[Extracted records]
▽

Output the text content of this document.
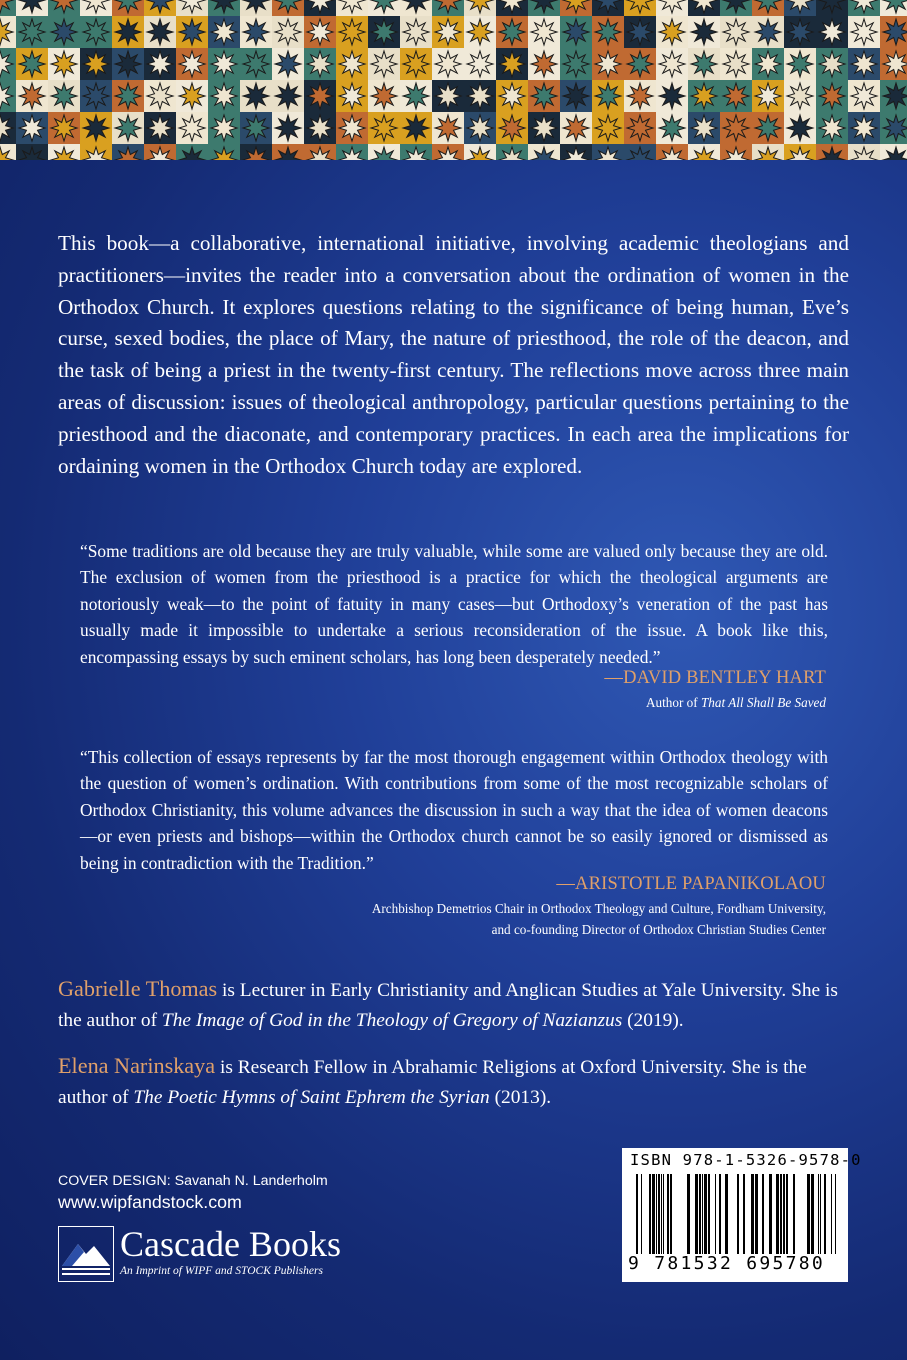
This book—a collaborative, international initiative, involving academic theologians and practitioners—invites the reader into a conversation about the ordination of women in the Orthodox Church. It explores questions relating to the significance of being human, Eve’s curse, sexed bodies, the place of Mary, the nature of priesthood, the role of the deacon, and the task of being a priest in the twenty-first century. The reflections move across three main areas of discussion: issues of theological anthropology, particular questions pertaining to the priesthood and the diaconate, and contemporary practices. In each area the implications for ordaining women in the Orthodox Church today are explored.

“Some traditions are old because they are truly valuable, while some are valued only because they are old. The exclusion of women from the priesthood is a practice for which the theological arguments are notoriously weak—to the point of fatuity in many cases—but Orthodoxy’s veneration of the past has usually made it impossible to undertake a serious reconsideration of the issue. A book like this, encompassing essays by such eminent scholars, has long been desperately needed.”

—DAVID BENTLEY HART
Author of That All Shall Be Saved

“This collection of essays represents by far the most thorough engagement within Orthodox theology with the question of women’s ordination. With contributions from some of the most recognizable scholars of Orthodox Christianity, this volume advances the discussion in such a way that the idea of women deacons—or even priests and bishops—within the Orthodox church cannot be so easily ignored or dismissed as being in contradiction with the Tradition.”

—ARISTOTLE PAPANIKOLAOU
Archbishop Demetrios Chair in Orthodox Theology and Culture, Fordham University,
and co-founding Director of Orthodox Christian Studies Center

Gabrielle Thomas is Lecturer in Early Christianity and Anglican Studies at Yale University. She is the author of The Image of God in the Theology of Gregory of Nazianzus (2019).

Elena Narinskaya is Research Fellow in Abrahamic Religions at Oxford University. She is the author of The Poetic Hymns of Saint Ephrem the Syrian (2013).

COVER DESIGN: Savanah N. Landerholm
www.wipfandstock.com
Cascade Books
An Imprint of WIPF and STOCK Publishers
ISBN 978-1-5326-9578-0
9 781532 695780
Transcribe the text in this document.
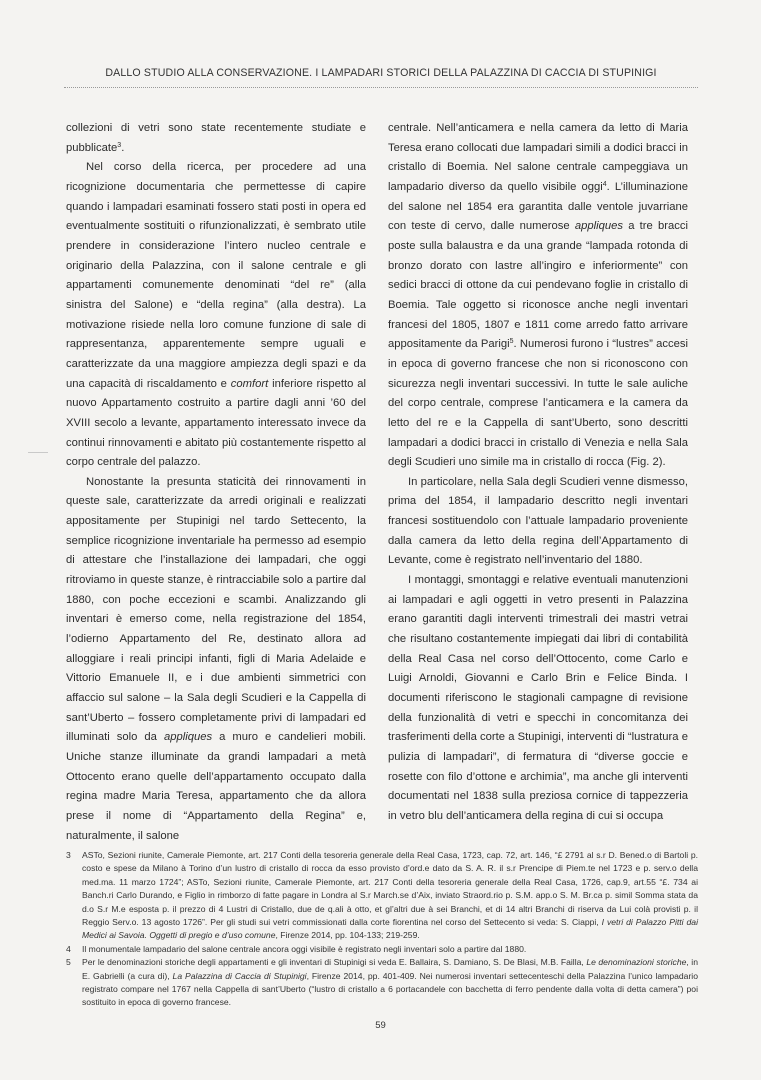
DALLO STUDIO ALLA CONSERVAZIONE. I LAMPADARI STORICI DELLA PALAZZINA DI CACCIA DI STUPINIGI

collezioni di vetri sono state recentemente studiate e pubblicate$^3$.

Nel corso della ricerca, per procedere ad una ricognizione documentaria che permettesse di capire quando i lampadari esaminati fossero stati posti in opera ed eventualmente sostituiti o rifunzionalizzati, è sembrato utile prendere in considerazione l’intero nucleo centrale e originario della Palazzina, con il salone centrale e gli appartamenti comunemente denominati “del re” (alla sinistra del Salone) e “della regina” (alla destra). La motivazione risiede nella loro comune funzione di sale di rappresentanza, apparentemente sempre uguali e caratterizzate da una maggiore ampiezza degli spazi e da una capacità di riscaldamento e comfort inferiore rispetto al nuovo Appartamento costruito a partire dagli anni ’60 del XVIII secolo a levante, appartamento interessato invece da continui rinnovamenti e abitato più costantemente rispetto al corpo centrale del palazzo.

Nonostante la presunta staticità dei rinnovamenti in queste sale, caratterizzate da arredi originali e realizzati appositamente per Stupinigi nel tardo Settecento, la semplice ricognizione inventariale ha permesso ad esempio di attestare che l’installazione dei lampadari, che oggi ritroviamo in queste stanze, è rintracciabile solo a partire dal 1880, con poche eccezioni e scambi. Analizzando gli inventari è emerso come, nella registrazione del 1854, l’odierno Appartamento del Re, destinato allora ad alloggiare i reali principi infanti, figli di Maria Adelaide e Vittorio Emanuele II, e i due ambienti simmetrici con affaccio sul salone – la Sala degli Scudieri e la Cappella di sant’Uberto – fossero completamente privi di lampadari ed illuminati solo da appliques a muro e candelieri mobili. Uniche stanze illuminate da grandi lampadari a metà Ottocento erano quelle dell’appartamento occupato dalla regina madre Maria Teresa, appartamento che da allora prese il nome di “Appartamento della Regina” e, naturalmente, il salone

centrale. Nell’anticamera e nella camera da letto di Maria Teresa erano collocati due lampadari simili a dodici bracci in cristallo di Boemia. Nel salone centrale campeggiava un lampadario diverso da quello visibile oggi$^4$. L’illuminazione del salone nel 1854 era garantita dalle ventole juvarriane con teste di cervo, dalle numerose appliques a tre bracci poste sulla balaustra e da una grande “lampada rotonda di bronzo dorato con lastre all’ingiro e inferiormente” con sedici bracci di ottone da cui pendevano foglie in cristallo di Boemia. Tale oggetto si riconosce anche negli inventari francesi del 1805, 1807 e 1811 come arredo fatto arrivare appositamente da Parigi$^5$. Numerosi furono i “lustres” accesi in epoca di governo francese che non si riconoscono con sicurezza negli inventari successivi. In tutte le sale auliche del corpo centrale, comprese l’anticamera e la camera da letto del re e la Cappella di sant’Uberto, sono descritti lampadari a dodici bracci in cristallo di Venezia e nella Sala degli Scudieri uno simile ma in cristallo di rocca (Fig. 2).

In particolare, nella Sala degli Scudieri venne dismesso, prima del 1854, il lampadario descritto negli inventari francesi sostituendolo con l’attuale lampadario proveniente dalla camera da letto della regina dell’Appartamento di Levante, come è registrato nell’inventario del 1880.

I montaggi, smontaggi e relative eventuali manutenzioni ai lampadari e agli oggetti in vetro presenti in Palazzina erano garantiti dagli interventi trimestrali dei mastri vetrai che risultano costantemente impiegati dai libri di contabilità della Real Casa nel corso dell’Ottocento, come Carlo e Luigi Arnoldi, Giovanni e Carlo Brin e Felice Binda. I documenti riferiscono le stagionali campagne di revisione della funzionalità di vetri e specchi in concomitanza dei trasferimenti della corte a Stupinigi, interventi di “lustratura e pulizia di lampadari”, di fermatura di “diverse goccie e rosette con filo d’ottone e archimia”, ma anche gli interventi documentati nel 1838 sulla preziosa cornice di tappezzeria in vetro blu dell’anticamera della regina di cui si occupa

3 ASTo, Sezioni riunite, Camerale Piemonte, art. 217 Conti della tesoreria generale della Real Casa, 1723, cap. 72, art. 146, “£ 2791 al s.r D. Bened.o di Bartoli p. costo e spese da Milano à Torino d’un lustro di cristallo di rocca da esso provisto d’ord.e dato da S. A. R. il s.r Prencipe di Piem.te nel 1723 e p. serv.o della med.ma. 11 marzo 1724”; ASTo, Sezioni riunite, Camerale Piemonte, art. 217 Conti della tesoreria generale della Real Casa, 1726, cap.9, art.55 “£. 734 ai Banch.ri Carlo Durando, e Figlio in rimborzo di fatte pagare in Londra al S.r March.se d’Aix, inviato Straord.rio p. S.M. app.o S. M. Br.ca p. simil Somma stata da d.o S.r M.e esposta p. il prezzo di 4 Lustri di Cristallo, due de q.ali à otto, et gl’altri due à sei Branchi, et di 14 altri Branchi di riserva da Lui colà provisti p. il Reggio Serv.o. 13 agosto 1726”. Per gli studi sui vetri commissionati dalla corte fiorentina nel corso del Settecento si veda: S. Ciappi, I vetri di Palazzo Pitti dai Medici ai Savoia. Oggetti di pregio e d’uso comune, Firenze 2014, pp. 104-133; 219-259.

4 Il monumentale lampadario del salone centrale ancora oggi visibile è registrato negli inventari solo a partire dal 1880.

5 Per le denominazioni storiche degli appartamenti e gli inventari di Stupinigi si veda E. Ballaira, S. Damiano, S. De Blasi, M.B. Failla, Le denominazioni storiche, in E. Gabrielli (a cura di), La Palazzina di Caccia di Stupinigi, Firenze 2014, pp. 401-409. Nei numerosi inventari settecenteschi della Palazzina l’unico lampadario registrato compare nel 1767 nella Cappella di sant’Uberto (“lustro di cristallo a 6 portacandele con bacchetta di ferro pendente dalla volta di detta camera”) poi sostituito in epoca di governo francese.

59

△

» **STATED PROBLEM**:
Every line of the material is to be quoted exactly, with no pictures carried over.

» **EXERCISE ANSWER**:
Output the text content of this document.
This book—a collaborative, international initiative, involving academic theologians and practitioners—invites the reader into a conversation about the ordination of women in the Orthodox Church. It explores questions relating to the significance of being human, Eve’s curse, sexed bodies, the place of Mary, the nature of priesthood, the role of the deacon, and the task of being a priest in the twenty-first century. The reflections move across three main areas of discussion: issues of theological anthropology, particular questions pertaining to the priesthood and the diaconate, and contemporary practices. In each area the implications for ordaining women in the Orthodox Church today are explored.

“Some traditions are old because they are truly valuable, while some are valued only because they are old. The exclusion of women from the priesthood is a practice for which the theological arguments are notoriously weak—to the point of fatuity in many cases—but Orthodoxy’s veneration of the past has usually made it impossible to undertake a serious reconsideration of the issue. A book like this, encompassing essays by such eminent scholars, has long been desperately needed.”

—DAVID BENTLEY HART
Author of That All Shall Be Saved

“This collection of essays represents by far the most thorough engagement within Orthodox theology with the question of women’s ordination. With contributions from some of the most recognizable scholars of Orthodox Christianity, this volume advances the discussion in such a way that the idea of women deacons—or even priests and bishops—within the Orthodox church cannot be so easily ignored or dismissed as being in contradiction with the Tradition.”

—ARISTOTLE PAPANIKOLAOU
Archbishop Demetrios Chair in Orthodox Theology and Culture, Fordham University,
and co-founding Director of Orthodox Christian Studies Center

Gabrielle Thomas is Lecturer in Early Christianity and Anglican Studies at Yale University. She is the author of The Image of God in the Theology of Gregory of Nazianzus (2019).

Elena Narinskaya is Research Fellow in Abrahamic Religions at Oxford University. She is the author of The Poetic Hymns of Saint Ephrem the Syrian (2013).

COVER DESIGN: Savanah N. Landerholm
www.wipfandstock.com
Cascade Books
An Imprint of WIPF and STOCK Publishers
ISBN 978-1-5326-9578-0
9 781532 695780
Transcribe the text in this document.
DALLO STUDIO ALLA CONSERVAZIONE. I LAMPADARI STORICI DELLA PALAZZINA DI CACCIA DI STUPINIGI

collezioni di vetri sono state recentemente studiate e pubblicate$^3$.

Nel corso della ricerca, per procedere ad una ricognizione documentaria che permettesse di capire quando i lampadari esaminati fossero stati posti in opera ed eventualmente sostituiti o rifunzionalizzati, è sembrato utile prendere in considerazione l’intero nucleo centrale e originario della Palazzina, con il salone centrale e gli appartamenti comunemente denominati “del re” (alla sinistra del Salone) e “della regina” (alla destra). La motivazione risiede nella loro comune funzione di sale di rappresentanza, apparentemente sempre uguali e caratterizzate da una maggiore ampiezza degli spazi e da una capacità di riscaldamento e comfort inferiore rispetto al nuovo Appartamento costruito a partire dagli anni ’60 del XVIII secolo a levante, appartamento interessato invece da continui rinnovamenti e abitato più costantemente rispetto al corpo centrale del palazzo.

Nonostante la presunta staticità dei rinnovamenti in queste sale, caratterizzate da arredi originali e realizzati appositamente per Stupinigi nel tardo Settecento, la semplice ricognizione inventariale ha permesso ad esempio di attestare che l’installazione dei lampadari, che oggi ritroviamo in queste stanze, è rintracciabile solo a partire dal 1880, con poche eccezioni e scambi. Analizzando gli inventari è emerso come, nella registrazione del 1854, l’odierno Appartamento del Re, destinato allora ad alloggiare i reali principi infanti, figli di Maria Adelaide e Vittorio Emanuele II, e i due ambienti simmetrici con affaccio sul salone – la Sala degli Scudieri e la Cappella di sant’Uberto – fossero completamente privi di lampadari ed illuminati solo da appliques a muro e candelieri mobili. Uniche stanze illuminate da grandi lampadari a metà Ottocento erano quelle dell’appartamento occupato dalla regina madre Maria Teresa, appartamento che da allora prese il nome di “Appartamento della Regina” e, naturalmente, il salone

centrale. Nell’anticamera e nella camera da letto di Maria Teresa erano collocati due lampadari simili a dodici bracci in cristallo di Boemia. Nel salone centrale campeggiava un lampadario diverso da quello visibile oggi$^4$. L’illuminazione del salone nel 1854 era garantita dalle ventole juvarriane con teste di cervo, dalle numerose appliques a tre bracci poste sulla balaustra e da una grande “lampada rotonda di bronzo dorato con lastre all’ingiro e inferiormente” con sedici bracci di ottone da cui pendevano foglie in cristallo di Boemia. Tale oggetto si riconosce anche negli inventari francesi del 1805, 1807 e 1811 come arredo fatto arrivare appositamente da Parigi$^5$. Numerosi furono i “lustres” accesi in epoca di governo francese che non si riconoscono con sicurezza negli inventari successivi. In tutte le sale auliche del corpo centrale, comprese l’anticamera e la camera da letto del re e la Cappella di sant’Uberto, sono descritti lampadari a dodici bracci in cristallo di Venezia e nella Sala degli Scudieri uno simile ma in cristallo di rocca (Fig. 2).

In particolare, nella Sala degli Scudieri venne dismesso, prima del 1854, il lampadario descritto negli inventari francesi sostituendolo con l’attuale lampadario proveniente dalla camera da letto della regina dell’Appartamento di Levante, come è registrato nell’inventario del 1880.

I montaggi, smontaggi e relative eventuali manutenzioni ai lampadari e agli oggetti in vetro presenti in Palazzina erano garantiti dagli interventi trimestrali dei mastri vetrai che risultano costantemente impiegati dai libri di contabilità della Real Casa nel corso dell’Ottocento, come Carlo e Luigi Arnoldi, Giovanni e Carlo Brin e Felice Binda. I documenti riferiscono le stagionali campagne di revisione della funzionalità di vetri e specchi in concomitanza dei trasferimenti della corte a Stupinigi, interventi di “lustratura e pulizia di lampadari”, di fermatura di “diverse goccie e rosette con filo d’ottone e archimia”, ma anche gli interventi documentati nel 1838 sulla preziosa cornice di tappezzeria in vetro blu dell’anticamera della regina di cui si occupa

3 ASTo, Sezioni riunite, Camerale Piemonte, art. 217 Conti della tesoreria generale della Real Casa, 1723, cap. 72, art. 146, “£ 2791 al s.r D. Bened.o di Bartoli p. costo e spese da Milano à Torino d’un lustro di cristallo di rocca da esso provisto d’ord.e dato da S. A. R. il s.r Prencipe di Piem.te nel 1723 e p. serv.o della med.ma. 11 marzo 1724”; ASTo, Sezioni riunite, Camerale Piemonte, art. 217 Conti della tesoreria generale della Real Casa, 1726, cap.9, art.55 “£. 734 ai Banch.ri Carlo Durando, e Figlio in rimborzo di fatte pagare in Londra al S.r March.se d’Aix, inviato Straord.rio p. S.M. app.o S. M. Br.ca p. simil Somma stata da d.o S.r M.e esposta p. il prezzo di 4 Lustri di Cristallo, due de q.ali à otto, et gl’altri due à sei Branchi, et di 14 altri Branchi di riserva da Lui colà provisti p. il Reggio Serv.o. 13 agosto 1726”. Per gli studi sui vetri commissionati dalla corte fiorentina nel corso del Settecento si veda: S. Ciappi, I vetri di Palazzo Pitti dai Medici ai Savoia. Oggetti di pregio e d’uso comune, Firenze 2014, pp. 104-133; 219-259.

4 Il monumentale lampadario del salone centrale ancora oggi visibile è registrato negli inventari solo a partire dal 1880.

5 Per le denominazioni storiche degli appartamenti e gli inventari di Stupinigi si veda E. Ballaira, S. Damiano, S. De Blasi, M.B. Failla, Le denominazioni storiche, in E. Gabrielli (a cura di), La Palazzina di Caccia di Stupinigi, Firenze 2014, pp. 401-409. Nei numerosi inventari settecenteschi della Palazzina l’unico lampadario registrato compare nel 1767 nella Cappella di sant’Uberto (“lustro di cristallo a 6 portacandele con bacchetta di ferro pendente dalla volta di detta camera”) poi sostituito in epoca di governo francese.

59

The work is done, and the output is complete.